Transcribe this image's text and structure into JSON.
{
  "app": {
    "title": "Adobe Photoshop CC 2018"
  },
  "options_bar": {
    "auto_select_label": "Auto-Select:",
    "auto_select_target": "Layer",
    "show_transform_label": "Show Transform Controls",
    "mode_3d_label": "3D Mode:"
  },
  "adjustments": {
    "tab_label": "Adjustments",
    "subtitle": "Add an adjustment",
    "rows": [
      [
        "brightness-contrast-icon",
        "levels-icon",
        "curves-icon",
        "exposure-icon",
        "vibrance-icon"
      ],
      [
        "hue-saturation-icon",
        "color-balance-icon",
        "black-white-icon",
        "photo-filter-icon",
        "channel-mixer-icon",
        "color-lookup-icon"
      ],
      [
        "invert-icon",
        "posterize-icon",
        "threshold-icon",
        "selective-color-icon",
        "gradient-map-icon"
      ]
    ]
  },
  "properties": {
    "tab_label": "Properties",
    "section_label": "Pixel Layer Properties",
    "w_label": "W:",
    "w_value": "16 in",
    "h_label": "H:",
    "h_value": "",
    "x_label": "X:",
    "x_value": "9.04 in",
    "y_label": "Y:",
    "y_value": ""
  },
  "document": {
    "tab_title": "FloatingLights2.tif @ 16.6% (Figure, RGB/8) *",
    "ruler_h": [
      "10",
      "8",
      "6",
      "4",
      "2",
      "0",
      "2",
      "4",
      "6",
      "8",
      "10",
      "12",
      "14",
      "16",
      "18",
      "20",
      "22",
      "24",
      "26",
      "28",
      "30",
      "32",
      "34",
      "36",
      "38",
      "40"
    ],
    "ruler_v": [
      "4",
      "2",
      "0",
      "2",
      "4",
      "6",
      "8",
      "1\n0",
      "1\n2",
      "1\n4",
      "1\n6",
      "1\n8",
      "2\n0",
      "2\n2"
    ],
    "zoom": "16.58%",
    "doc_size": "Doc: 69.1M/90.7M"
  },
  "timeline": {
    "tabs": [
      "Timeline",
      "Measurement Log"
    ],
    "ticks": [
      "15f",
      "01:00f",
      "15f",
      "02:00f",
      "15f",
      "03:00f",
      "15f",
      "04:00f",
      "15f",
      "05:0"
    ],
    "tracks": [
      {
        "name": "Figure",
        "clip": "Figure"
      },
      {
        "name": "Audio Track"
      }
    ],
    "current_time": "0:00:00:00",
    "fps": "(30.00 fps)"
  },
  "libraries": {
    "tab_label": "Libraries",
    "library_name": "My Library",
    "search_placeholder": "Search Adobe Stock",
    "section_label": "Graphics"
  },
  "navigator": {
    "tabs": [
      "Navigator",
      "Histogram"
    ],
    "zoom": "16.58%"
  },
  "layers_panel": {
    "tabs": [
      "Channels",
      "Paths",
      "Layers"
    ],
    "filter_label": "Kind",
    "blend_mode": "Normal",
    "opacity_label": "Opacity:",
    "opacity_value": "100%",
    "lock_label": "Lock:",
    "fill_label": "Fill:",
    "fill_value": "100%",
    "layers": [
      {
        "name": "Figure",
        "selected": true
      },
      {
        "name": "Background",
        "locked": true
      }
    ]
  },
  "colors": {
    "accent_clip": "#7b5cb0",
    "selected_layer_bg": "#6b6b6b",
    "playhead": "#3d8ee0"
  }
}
########
Give back all the records exactly as they stand.

Transcribe this image's text and structure into JSON.
{
  "app": {
    "title": "Adobe Photoshop CC 2018"
  },
  "options_bar": {
    "auto_select_label": "Auto-Select:",
    "auto_select_target": "Layer",
    "show_transform_label": "Show Transform Controls",
    "mode_3d_label": "3D Mode:"
  },
  "adjustments": {
    "tab_label": "Adjustments",
    "subtitle": "Add an adjustment",
    "rows": [
      [
        "brightness-contrast-icon",
        "levels-icon",
        "curves-icon",
        "exposure-icon",
        "vibrance-icon"
      ],
      [
        "hue-saturation-icon",
        "color-balance-icon",
        "black-white-icon",
        "photo-filter-icon",
        "channel-mixer-icon",
        "color-lookup-icon"
      ],
      [
        "invert-icon",
        "posterize-icon",
        "threshold-icon",
        "selective-color-icon",
        "gradient-map-icon"
      ]
    ]
  },
  "properties": {
    "tab_label": "Properties",
    "section_label": "Pixel Layer Properties",
    "w_label": "W:",
    "w_value": "16 in",
    "h_label": "H:",
    "h_value": "",
    "x_label": "X:",
    "x_value": "9.04 in",
    "y_label": "Y:",
    "y_value": ""
  },
  "document": {
    "tab_title": "FloatingLights2.tif @ 16.6% (Figure, RGB/8) *",
    "ruler_h": [
      "10",
      "8",
      "6",
      "4",
      "2",
      "0",
      "2",
      "4",
      "6",
      "8",
      "10",
      "12",
      "14",
      "16",
      "18",
      "20",
      "22",
      "24",
      "26",
      "28",
      "30",
      "32",
      "34",
      "36",
      "38",
      "40"
    ],
    "ruler_v": [
      "4",
      "2",
      "0",
      "2",
      "4",
      "6",
      "8",
      "1\n0",
      "1\n2",
      "1\n4",
      "1\n6",
      "1\n8",
      "2\n0",
      "2\n2"
    ],
    "zoom": "16.58%",
    "doc_size": "Doc: 69.1M/90.7M"
  },
  "timeline": {
    "tabs": [
      "Timeline",
      "Measurement Log"
    ],
    "ticks": [
      "15f",
      "01:00f",
      "15f",
      "02:00f",
      "15f",
      "03:00f",
      "15f",
      "04:00f",
      "15f",
      "05:0"
    ],
    "tracks": [
      {
        "name": "Figure",
        "clip": "Figure"
      },
      {
        "name": "Audio Track"
      }
    ],
    "current_time": "0:00:00:00",
    "fps": "(30.00 fps)"
  },
  "libraries": {
    "tab_label": "Libraries",
    "library_name": "My Library",
    "search_placeholder": "Search Adobe Stock",
    "section_label": "Graphics"
  },
  "navigator": {
    "tabs": [
      "Navigator",
      "Histogram"
    ],
    "zoom": "16.58%"
  },
  "layers_panel": {
    "tabs": [
      "Channels",
      "Paths",
      "Layers"
    ],
    "filter_label": "Kind",
    "blend_mode": "Normal",
    "opacity_label": "Opacity:",
    "opacity_value": "100%",
    "lock_label": "Lock:",
    "fill_label": "Fill:",
    "fill_value": "100%",
    "layers": [
      {
        "name": "Figure",
        "selected": true
      },
      {
        "name": "Background",
        "locked": true
      }
    ]
  },
  "colors": {
    "accent_clip": "#7b5cb0",
    "selected_layer_bg": "#6b6b6b",
    "playhead": "#3d8ee0"
  }
}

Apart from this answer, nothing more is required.